Short problem:
Identify the lines containing the word "Wiedza". Copy each one.

<<<<

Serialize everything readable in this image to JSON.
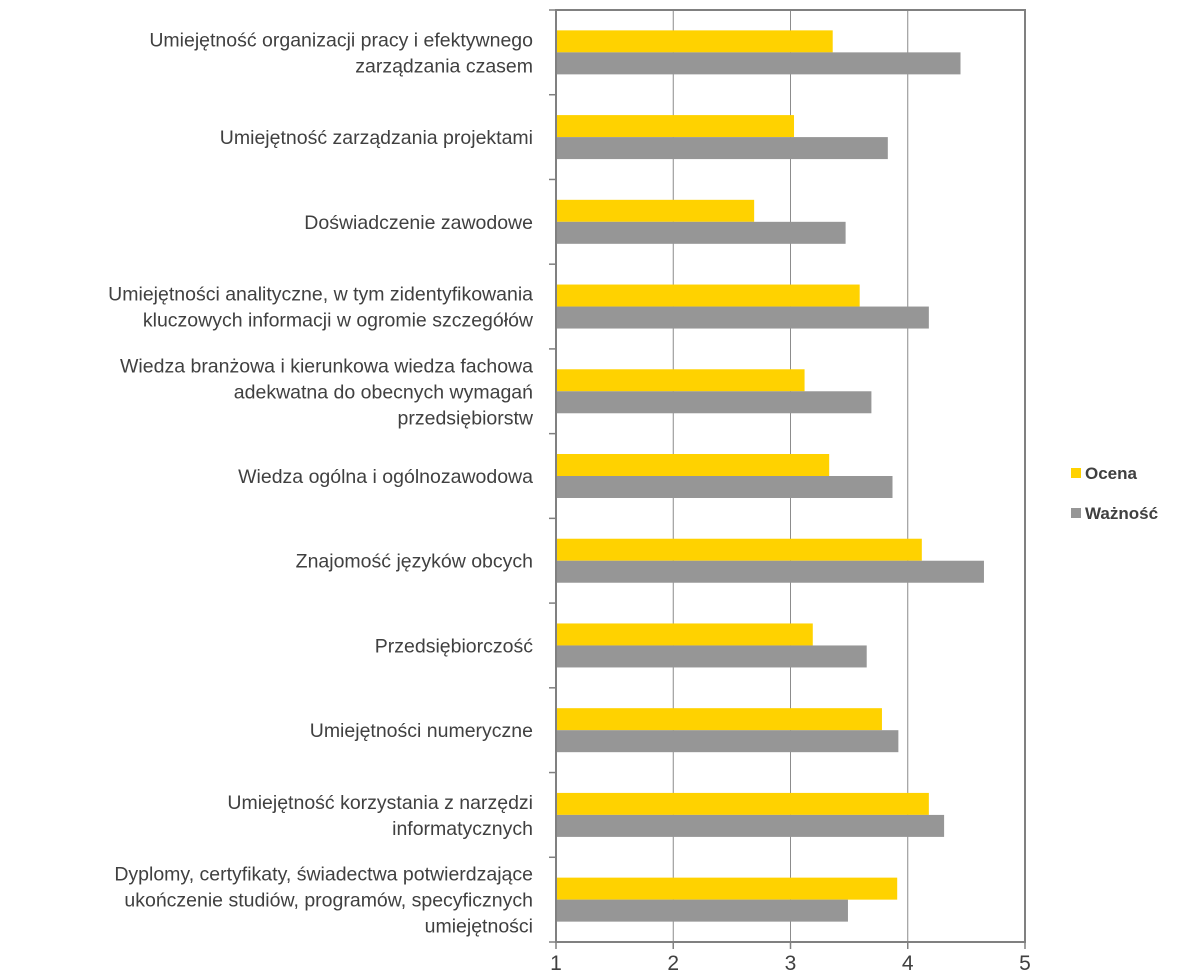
{
  "chart_data": {
    "type": "bar",
    "orientation": "horizontal",
    "categories": [
      [
        "Umiejętność organizacji pracy i efektywnego",
        "zarządzania czasem"
      ],
      [
        "Umiejętność zarządzania projektami"
      ],
      [
        "Doświadczenie zawodowe"
      ],
      [
        "Umiejętności analityczne, w tym zidentyfikowania",
        "kluczowych informacji w ogromie szczegółów"
      ],
      [
        "Wiedza branżowa i kierunkowa wiedza fachowa",
        "adekwatna  do obecnych wymagań",
        "przedsiębiorstw"
      ],
      [
        "Wiedza ogólna i ogólnozawodowa"
      ],
      [
        "Znajomość języków obcych"
      ],
      [
        "Przedsiębiorczość"
      ],
      [
        "Umiejętności numeryczne"
      ],
      [
        "Umiejętność korzystania z narzędzi",
        "informatycznych"
      ],
      [
        "Dyplomy, certyfikaty, świadectwa potwierdzające",
        "ukończenie studiów, programów, specyficznych",
        "umiejętności"
      ]
    ],
    "series": [
      {
        "name": "Ocena",
        "color": "#FFD200",
        "values": [
          3.36,
          3.03,
          2.69,
          3.59,
          3.12,
          3.33,
          4.12,
          3.19,
          3.78,
          4.18,
          3.91
        ]
      },
      {
        "name": "Ważność",
        "color": "#969696",
        "values": [
          4.45,
          3.83,
          3.47,
          4.18,
          3.69,
          3.87,
          4.65,
          3.65,
          3.92,
          4.31,
          3.49
        ]
      }
    ],
    "xlim": [
      1,
      5
    ],
    "ticks": [
      "1",
      "2",
      "3",
      "4",
      "5"
    ],
    "grid": true,
    "legend_position": "right"
  }
}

>>>>

Result:
        "Wiedza branżowa i kierunkowa wiedza fachowa",
        "Wiedza ogólna i ogólnozawodowa"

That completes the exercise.